• _Data supplied_:
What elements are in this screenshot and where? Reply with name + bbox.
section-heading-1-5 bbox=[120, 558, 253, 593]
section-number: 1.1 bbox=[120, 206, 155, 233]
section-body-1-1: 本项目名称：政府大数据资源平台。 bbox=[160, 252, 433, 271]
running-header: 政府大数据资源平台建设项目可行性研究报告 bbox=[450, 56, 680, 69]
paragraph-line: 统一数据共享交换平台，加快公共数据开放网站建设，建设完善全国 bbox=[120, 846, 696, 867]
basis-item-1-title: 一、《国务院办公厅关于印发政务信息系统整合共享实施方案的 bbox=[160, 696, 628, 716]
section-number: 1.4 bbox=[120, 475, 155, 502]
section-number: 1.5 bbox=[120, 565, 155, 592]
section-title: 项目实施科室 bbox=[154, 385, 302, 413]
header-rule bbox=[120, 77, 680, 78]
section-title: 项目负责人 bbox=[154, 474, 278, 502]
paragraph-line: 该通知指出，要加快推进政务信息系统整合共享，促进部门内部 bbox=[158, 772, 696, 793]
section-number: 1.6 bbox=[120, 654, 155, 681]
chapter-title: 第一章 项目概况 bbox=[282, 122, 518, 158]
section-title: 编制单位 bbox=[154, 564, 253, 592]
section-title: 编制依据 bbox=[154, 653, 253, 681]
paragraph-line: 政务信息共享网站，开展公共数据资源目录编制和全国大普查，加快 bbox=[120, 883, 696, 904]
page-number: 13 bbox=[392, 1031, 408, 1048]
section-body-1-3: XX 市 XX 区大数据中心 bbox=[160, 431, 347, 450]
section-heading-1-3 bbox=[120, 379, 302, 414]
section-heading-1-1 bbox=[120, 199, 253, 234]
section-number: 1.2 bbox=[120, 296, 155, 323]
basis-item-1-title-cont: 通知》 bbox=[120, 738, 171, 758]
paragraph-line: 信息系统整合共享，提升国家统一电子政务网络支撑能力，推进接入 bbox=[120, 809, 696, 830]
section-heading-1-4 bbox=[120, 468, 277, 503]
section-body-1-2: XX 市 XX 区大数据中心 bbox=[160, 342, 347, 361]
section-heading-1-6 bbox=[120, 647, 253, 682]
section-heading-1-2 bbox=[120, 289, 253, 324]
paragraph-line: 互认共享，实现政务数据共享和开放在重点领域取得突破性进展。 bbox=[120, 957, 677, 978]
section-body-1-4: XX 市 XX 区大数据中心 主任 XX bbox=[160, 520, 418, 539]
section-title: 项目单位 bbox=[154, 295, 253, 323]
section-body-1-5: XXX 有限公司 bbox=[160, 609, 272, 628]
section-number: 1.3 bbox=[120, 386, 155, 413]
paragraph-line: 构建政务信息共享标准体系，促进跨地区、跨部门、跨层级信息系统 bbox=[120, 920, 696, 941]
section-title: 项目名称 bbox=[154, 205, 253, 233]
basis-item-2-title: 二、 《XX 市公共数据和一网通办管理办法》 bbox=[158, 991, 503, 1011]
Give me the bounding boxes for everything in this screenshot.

---

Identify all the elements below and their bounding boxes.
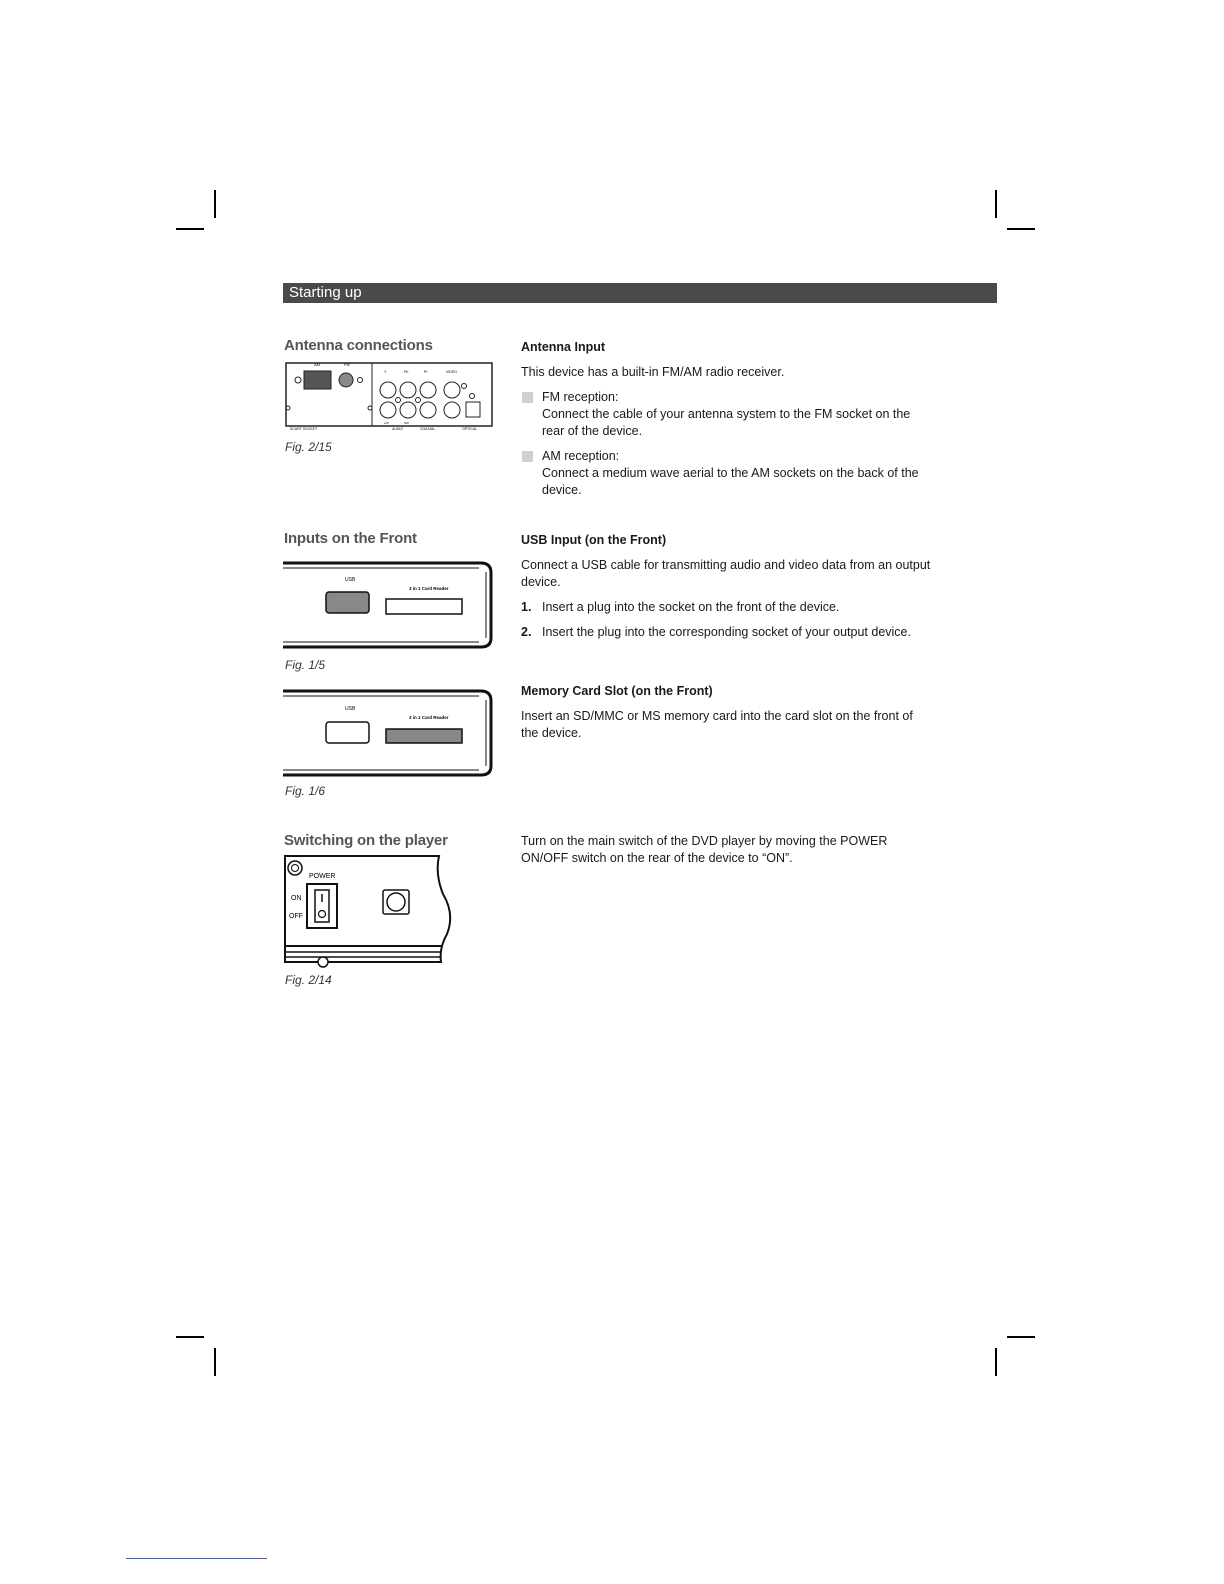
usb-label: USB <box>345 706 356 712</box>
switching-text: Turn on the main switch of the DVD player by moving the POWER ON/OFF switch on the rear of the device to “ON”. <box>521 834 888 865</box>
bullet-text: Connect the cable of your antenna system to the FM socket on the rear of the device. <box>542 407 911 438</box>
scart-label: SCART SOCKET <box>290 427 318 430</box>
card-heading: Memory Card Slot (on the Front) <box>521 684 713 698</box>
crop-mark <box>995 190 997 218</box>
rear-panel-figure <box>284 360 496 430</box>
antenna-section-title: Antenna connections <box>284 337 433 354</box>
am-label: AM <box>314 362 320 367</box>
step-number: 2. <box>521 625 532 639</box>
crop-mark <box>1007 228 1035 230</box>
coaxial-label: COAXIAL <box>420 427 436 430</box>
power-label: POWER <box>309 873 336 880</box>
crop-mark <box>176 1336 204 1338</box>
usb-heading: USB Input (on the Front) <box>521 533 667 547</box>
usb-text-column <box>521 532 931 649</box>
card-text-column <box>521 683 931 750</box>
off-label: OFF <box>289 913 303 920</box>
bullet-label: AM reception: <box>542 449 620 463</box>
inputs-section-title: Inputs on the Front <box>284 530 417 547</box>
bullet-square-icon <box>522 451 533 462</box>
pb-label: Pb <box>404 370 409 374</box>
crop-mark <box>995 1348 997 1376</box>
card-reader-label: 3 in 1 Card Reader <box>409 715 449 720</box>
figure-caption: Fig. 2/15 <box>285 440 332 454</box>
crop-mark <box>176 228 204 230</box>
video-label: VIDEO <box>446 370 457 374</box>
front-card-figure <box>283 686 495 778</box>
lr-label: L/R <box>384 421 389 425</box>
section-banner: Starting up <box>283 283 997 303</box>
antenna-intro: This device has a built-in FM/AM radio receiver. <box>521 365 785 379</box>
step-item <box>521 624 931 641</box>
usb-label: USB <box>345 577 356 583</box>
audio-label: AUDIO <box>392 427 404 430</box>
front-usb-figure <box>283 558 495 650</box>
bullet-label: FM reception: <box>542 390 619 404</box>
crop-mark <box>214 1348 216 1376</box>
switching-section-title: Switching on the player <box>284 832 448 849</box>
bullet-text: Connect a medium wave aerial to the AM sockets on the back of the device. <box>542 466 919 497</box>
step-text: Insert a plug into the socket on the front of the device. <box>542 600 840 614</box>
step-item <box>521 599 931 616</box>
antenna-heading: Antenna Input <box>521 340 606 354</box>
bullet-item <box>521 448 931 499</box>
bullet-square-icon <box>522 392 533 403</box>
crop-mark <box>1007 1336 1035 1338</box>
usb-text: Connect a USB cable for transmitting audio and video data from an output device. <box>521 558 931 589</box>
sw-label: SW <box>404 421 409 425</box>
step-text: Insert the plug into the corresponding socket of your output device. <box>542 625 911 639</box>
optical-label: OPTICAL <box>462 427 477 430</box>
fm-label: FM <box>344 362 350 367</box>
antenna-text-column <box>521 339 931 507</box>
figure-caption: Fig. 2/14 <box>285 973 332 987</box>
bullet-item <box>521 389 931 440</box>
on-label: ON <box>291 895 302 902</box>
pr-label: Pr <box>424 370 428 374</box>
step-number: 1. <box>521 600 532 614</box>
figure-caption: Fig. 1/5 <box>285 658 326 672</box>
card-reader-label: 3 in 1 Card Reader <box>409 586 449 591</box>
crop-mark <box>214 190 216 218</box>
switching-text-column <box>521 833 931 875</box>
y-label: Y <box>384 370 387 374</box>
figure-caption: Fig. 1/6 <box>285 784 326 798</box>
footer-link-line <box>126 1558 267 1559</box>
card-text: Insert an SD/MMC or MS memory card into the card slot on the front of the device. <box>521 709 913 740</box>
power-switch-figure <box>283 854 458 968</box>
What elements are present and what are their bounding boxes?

==

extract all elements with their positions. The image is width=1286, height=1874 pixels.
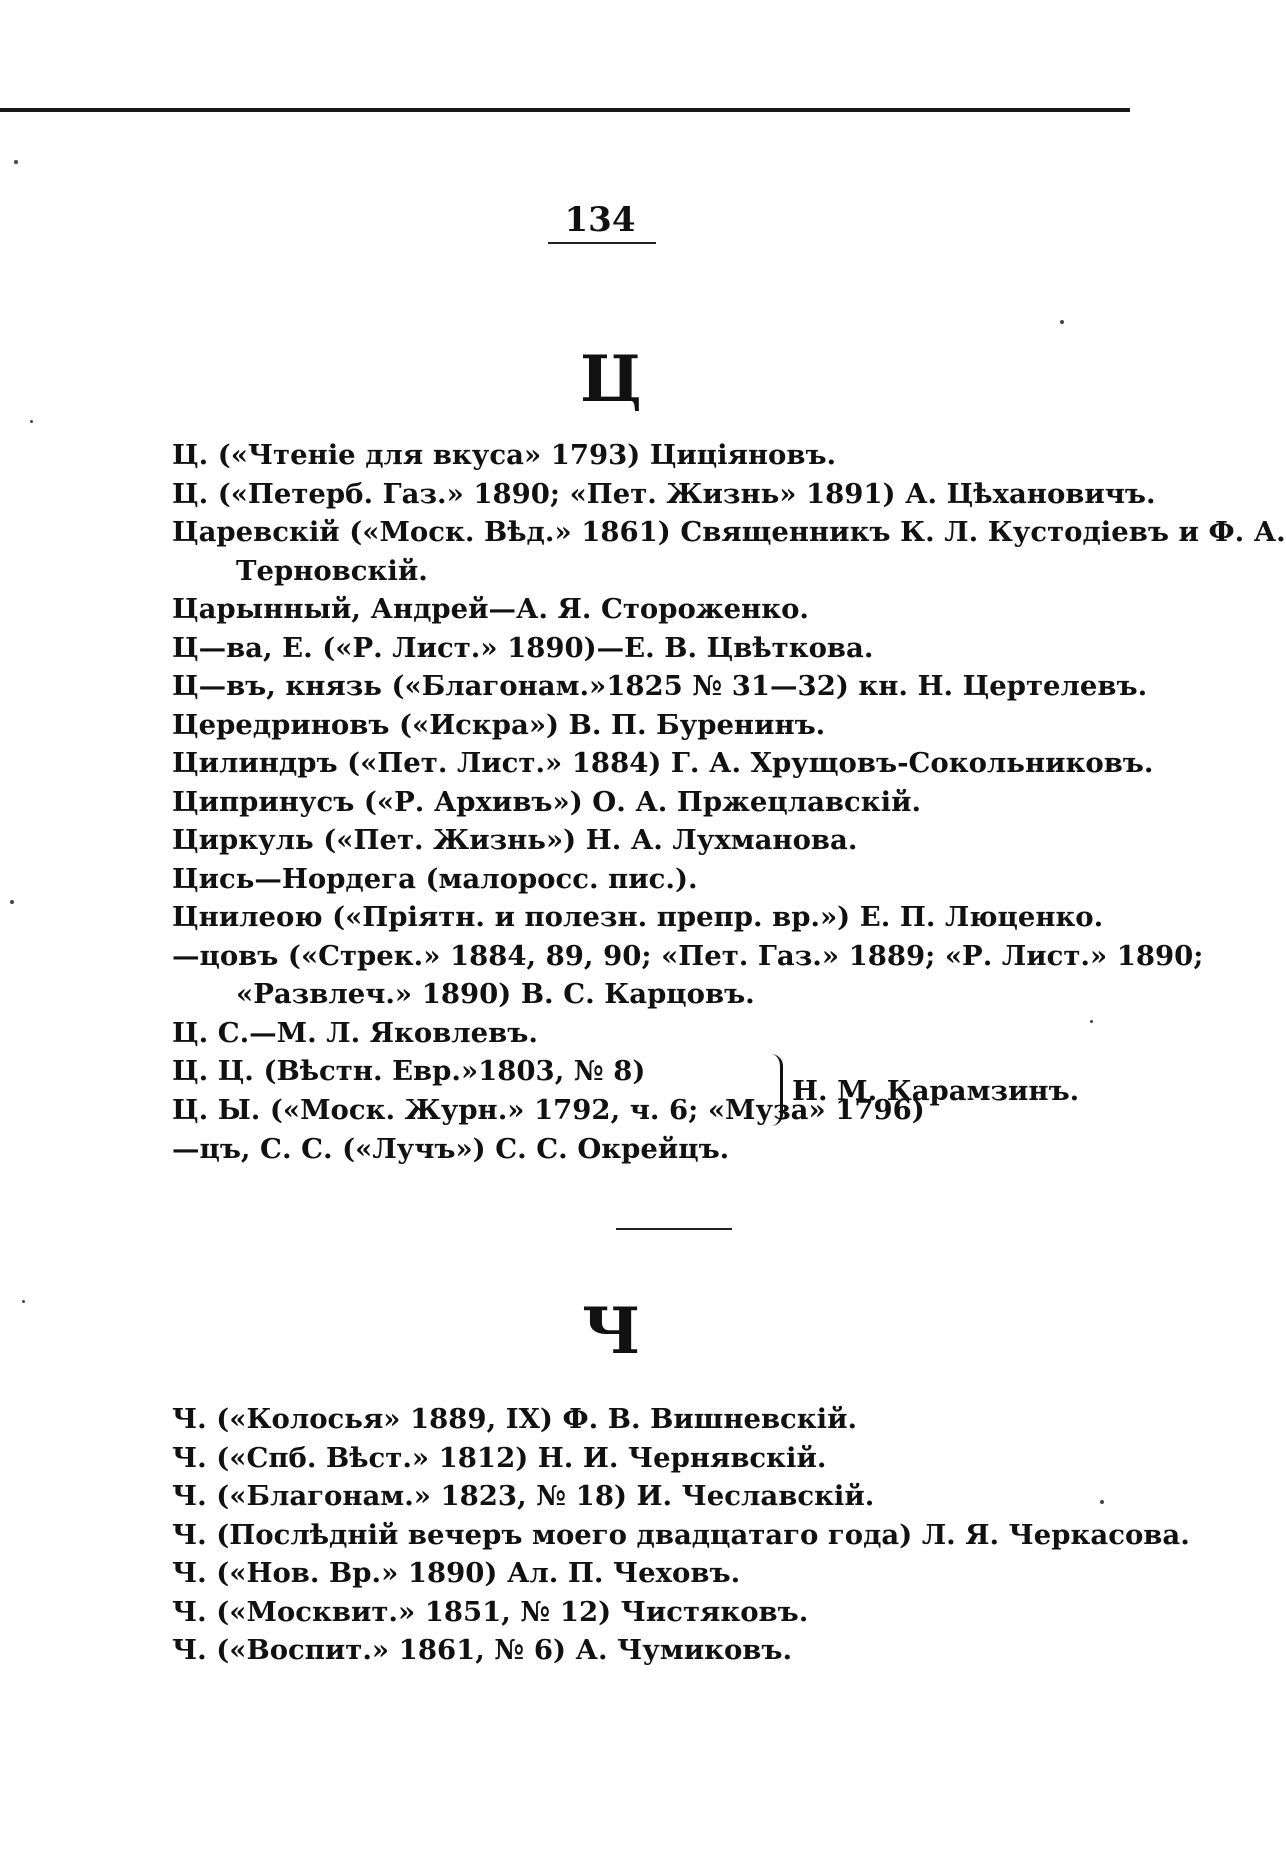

• _Exercise details_: Turn the rows from the line containing "What elements are in" through the line containing "883, 696, 904]" into a JSON list of strings, one string per line, leaving out any blank lines.

• _Output below_:
[
  "What elements are in this screenshot and where? Reply with name + bbox.",
  "section-heading-1-5 bbox=[120, 558, 253, 593]",
  "section-number: 1.1 bbox=[120, 206, 155, 233]",
  "section-body-1-1: 本项目名称：政府大数据资源平台。 bbox=[160, 252, 433, 271]",
  "running-header: 政府大数据资源平台建设项目可行性研究报告 bbox=[450, 56, 680, 69]",
  "paragraph-line: 统一数据共享交换平台，加快公共数据开放网站建设，建设完善全国 bbox=[120, 846, 696, 867]",
  "basis-item-1-title: 一、《国务院办公厅关于印发政务信息系统整合共享实施方案的 bbox=[160, 696, 628, 716]",
  "section-number: 1.4 bbox=[120, 475, 155, 502]",
  "section-number: 1.5 bbox=[120, 565, 155, 592]",
  "section-title: 项目实施科室 bbox=[154, 385, 302, 413]",
  "header-rule bbox=[120, 77, 680, 78]",
  "section-title: 项目负责人 bbox=[154, 474, 278, 502]",
  "paragraph-line: 该通知指出，要加快推进政务信息系统整合共享，促进部门内部 bbox=[158, 772, 696, 793]",
  "section-number: 1.6 bbox=[120, 654, 155, 681]",
  "chapter-title: 第一章 项目概况 bbox=[282, 122, 518, 158]",
  "section-title: 编制单位 bbox=[154, 564, 253, 592]",
  "section-title: 编制依据 bbox=[154, 653, 253, 681]",
  "paragraph-line: 政务信息共享网站，开展公共数据资源目录编制和全国大普查，加快 bbox=[120, 883, 696, 904]"
]